Check each line of the entries below for the string "päälle"; copy every line where it appears.

┌──

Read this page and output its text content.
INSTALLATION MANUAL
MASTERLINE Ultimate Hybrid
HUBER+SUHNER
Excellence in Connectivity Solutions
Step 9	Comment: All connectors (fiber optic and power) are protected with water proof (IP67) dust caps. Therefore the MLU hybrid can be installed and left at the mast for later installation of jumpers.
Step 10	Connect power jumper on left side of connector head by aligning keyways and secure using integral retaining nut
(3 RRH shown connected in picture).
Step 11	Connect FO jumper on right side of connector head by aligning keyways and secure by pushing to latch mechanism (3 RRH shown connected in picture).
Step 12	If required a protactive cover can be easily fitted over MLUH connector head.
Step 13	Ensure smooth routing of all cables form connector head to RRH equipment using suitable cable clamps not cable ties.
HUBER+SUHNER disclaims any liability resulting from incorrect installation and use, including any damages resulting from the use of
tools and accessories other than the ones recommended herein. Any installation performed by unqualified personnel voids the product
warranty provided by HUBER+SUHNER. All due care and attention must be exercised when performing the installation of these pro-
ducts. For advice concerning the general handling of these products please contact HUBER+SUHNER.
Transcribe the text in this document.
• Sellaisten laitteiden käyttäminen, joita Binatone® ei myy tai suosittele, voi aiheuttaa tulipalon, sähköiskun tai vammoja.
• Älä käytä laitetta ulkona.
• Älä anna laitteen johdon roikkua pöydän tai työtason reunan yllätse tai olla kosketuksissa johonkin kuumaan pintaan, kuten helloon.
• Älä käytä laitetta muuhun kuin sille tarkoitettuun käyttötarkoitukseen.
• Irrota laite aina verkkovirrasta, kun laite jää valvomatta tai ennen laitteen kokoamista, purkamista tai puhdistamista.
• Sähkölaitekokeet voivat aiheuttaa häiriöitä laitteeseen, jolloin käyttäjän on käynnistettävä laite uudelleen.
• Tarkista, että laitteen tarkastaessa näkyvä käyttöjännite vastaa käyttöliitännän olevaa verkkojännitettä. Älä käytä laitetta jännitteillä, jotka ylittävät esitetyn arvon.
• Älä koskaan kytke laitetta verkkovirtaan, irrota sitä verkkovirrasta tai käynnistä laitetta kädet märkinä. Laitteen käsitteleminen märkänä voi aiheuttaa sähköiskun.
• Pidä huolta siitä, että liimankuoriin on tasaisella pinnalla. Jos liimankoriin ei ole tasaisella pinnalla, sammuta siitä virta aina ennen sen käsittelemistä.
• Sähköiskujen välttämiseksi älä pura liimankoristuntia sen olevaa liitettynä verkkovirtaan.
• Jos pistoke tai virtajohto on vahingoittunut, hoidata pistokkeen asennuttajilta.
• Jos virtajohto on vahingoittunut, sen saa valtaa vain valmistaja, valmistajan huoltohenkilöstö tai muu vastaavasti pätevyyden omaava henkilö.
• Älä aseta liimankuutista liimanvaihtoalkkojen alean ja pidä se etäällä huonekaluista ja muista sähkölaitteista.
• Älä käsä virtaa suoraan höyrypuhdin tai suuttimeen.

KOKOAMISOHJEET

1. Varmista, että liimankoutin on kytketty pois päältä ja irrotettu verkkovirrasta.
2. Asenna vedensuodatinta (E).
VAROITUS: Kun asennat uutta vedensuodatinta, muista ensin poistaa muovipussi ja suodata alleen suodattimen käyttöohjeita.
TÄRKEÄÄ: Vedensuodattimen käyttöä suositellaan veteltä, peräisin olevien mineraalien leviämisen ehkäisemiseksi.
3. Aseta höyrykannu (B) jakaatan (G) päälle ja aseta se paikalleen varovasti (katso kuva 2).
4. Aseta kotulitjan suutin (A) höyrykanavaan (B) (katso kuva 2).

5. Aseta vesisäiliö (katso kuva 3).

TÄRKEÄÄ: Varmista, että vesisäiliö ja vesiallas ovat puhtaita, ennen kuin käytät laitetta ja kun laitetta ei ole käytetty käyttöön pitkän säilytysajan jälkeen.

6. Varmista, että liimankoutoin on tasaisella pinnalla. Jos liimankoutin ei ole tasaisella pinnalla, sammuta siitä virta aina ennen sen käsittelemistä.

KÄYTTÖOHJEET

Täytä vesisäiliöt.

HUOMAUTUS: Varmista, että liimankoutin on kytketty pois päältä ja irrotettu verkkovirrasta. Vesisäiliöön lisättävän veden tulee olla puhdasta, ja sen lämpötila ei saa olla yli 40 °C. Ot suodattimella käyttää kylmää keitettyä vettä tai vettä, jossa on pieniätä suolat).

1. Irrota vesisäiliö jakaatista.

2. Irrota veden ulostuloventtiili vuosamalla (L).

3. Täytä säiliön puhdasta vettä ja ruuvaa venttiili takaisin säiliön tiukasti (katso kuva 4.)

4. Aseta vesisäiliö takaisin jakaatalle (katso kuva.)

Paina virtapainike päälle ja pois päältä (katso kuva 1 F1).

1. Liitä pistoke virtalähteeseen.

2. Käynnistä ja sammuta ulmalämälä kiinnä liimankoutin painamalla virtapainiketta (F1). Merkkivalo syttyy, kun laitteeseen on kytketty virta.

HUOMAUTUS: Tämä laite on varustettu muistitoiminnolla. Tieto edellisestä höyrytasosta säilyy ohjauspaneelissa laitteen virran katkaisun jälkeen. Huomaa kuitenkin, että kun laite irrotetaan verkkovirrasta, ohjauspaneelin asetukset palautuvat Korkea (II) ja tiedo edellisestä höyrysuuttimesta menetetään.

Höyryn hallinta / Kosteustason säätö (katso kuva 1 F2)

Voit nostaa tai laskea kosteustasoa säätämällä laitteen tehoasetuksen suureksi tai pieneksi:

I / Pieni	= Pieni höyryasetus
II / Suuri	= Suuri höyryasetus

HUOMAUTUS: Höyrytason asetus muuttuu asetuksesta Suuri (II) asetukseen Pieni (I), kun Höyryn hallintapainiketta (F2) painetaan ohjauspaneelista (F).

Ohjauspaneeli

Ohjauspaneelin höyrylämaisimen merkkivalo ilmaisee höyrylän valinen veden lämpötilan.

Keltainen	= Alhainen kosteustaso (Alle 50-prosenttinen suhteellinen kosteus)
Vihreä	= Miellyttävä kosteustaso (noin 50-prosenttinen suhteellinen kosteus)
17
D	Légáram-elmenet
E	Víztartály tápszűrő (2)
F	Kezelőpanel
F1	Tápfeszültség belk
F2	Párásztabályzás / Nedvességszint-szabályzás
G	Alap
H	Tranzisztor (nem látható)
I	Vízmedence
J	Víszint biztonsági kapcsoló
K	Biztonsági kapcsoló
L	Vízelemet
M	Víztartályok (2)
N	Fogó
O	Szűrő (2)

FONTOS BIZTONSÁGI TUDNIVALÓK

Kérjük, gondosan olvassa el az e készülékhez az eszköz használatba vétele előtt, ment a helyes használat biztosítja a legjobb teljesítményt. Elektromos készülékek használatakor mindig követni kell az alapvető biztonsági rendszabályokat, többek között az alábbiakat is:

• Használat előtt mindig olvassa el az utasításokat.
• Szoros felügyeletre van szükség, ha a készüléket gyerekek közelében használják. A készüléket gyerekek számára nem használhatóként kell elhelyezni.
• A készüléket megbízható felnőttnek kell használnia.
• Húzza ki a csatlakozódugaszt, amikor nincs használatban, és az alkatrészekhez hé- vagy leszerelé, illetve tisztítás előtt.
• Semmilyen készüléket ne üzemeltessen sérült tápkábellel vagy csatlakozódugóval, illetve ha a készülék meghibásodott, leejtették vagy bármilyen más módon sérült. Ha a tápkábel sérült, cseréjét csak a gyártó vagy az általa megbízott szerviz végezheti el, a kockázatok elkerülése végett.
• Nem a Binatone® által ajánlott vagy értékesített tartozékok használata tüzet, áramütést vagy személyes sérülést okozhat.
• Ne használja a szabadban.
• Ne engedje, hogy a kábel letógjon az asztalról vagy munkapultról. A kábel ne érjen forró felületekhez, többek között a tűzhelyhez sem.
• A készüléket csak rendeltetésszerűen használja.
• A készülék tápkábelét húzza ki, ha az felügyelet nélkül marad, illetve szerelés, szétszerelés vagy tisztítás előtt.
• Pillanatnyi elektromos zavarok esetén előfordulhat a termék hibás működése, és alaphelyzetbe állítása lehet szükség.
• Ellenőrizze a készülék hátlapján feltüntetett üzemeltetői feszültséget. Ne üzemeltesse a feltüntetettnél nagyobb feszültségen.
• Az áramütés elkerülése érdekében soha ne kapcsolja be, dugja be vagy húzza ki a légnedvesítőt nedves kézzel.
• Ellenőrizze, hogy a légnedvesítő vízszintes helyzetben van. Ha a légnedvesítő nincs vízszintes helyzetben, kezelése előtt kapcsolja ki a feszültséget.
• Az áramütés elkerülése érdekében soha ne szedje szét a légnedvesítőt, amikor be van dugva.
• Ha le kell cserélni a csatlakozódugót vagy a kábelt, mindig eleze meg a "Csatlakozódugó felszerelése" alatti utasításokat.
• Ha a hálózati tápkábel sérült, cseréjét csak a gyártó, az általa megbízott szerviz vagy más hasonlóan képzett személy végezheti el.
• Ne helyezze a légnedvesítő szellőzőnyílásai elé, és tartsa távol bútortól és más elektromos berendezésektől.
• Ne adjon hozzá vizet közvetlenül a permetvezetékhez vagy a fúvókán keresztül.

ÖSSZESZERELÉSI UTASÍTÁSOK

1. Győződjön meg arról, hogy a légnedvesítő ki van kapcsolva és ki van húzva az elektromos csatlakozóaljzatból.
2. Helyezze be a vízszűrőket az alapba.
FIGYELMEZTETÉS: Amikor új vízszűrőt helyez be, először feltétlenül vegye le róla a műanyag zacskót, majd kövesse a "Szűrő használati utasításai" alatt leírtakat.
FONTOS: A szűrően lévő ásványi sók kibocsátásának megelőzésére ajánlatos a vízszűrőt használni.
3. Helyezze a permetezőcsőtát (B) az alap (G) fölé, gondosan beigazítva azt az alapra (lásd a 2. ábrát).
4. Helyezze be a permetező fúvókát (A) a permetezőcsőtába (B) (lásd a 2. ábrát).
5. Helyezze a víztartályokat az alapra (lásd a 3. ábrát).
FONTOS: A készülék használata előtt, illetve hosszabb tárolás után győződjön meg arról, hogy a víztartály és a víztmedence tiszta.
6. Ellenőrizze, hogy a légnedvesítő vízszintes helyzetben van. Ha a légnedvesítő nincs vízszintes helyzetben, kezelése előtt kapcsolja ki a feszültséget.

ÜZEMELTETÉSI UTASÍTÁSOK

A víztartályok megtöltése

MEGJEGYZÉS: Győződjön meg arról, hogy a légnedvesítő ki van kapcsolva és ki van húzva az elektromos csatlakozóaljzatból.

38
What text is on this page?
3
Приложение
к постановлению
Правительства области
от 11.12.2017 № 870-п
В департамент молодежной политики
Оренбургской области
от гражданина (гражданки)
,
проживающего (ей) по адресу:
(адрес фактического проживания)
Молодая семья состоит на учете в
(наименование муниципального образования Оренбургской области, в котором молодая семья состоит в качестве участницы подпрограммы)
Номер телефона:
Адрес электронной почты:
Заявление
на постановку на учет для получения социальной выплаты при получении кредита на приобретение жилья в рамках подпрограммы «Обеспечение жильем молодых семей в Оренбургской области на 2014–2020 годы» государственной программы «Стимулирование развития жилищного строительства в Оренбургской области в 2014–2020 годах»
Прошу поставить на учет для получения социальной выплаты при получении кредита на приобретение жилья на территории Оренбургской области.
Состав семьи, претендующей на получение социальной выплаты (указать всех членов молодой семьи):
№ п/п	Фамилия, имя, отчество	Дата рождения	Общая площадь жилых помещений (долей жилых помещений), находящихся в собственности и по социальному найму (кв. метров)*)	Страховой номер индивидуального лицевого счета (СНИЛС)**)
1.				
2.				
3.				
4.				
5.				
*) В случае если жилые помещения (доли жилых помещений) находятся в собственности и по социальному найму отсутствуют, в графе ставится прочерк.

└──

» **In response**:
3. Aseta höyrykannu (B) jakaatan (G) päälle ja aseta se paikalleen varovasti (katso kuva 2).
Paina virtapainike päälle ja pois päältä (katso kuva 1 F1).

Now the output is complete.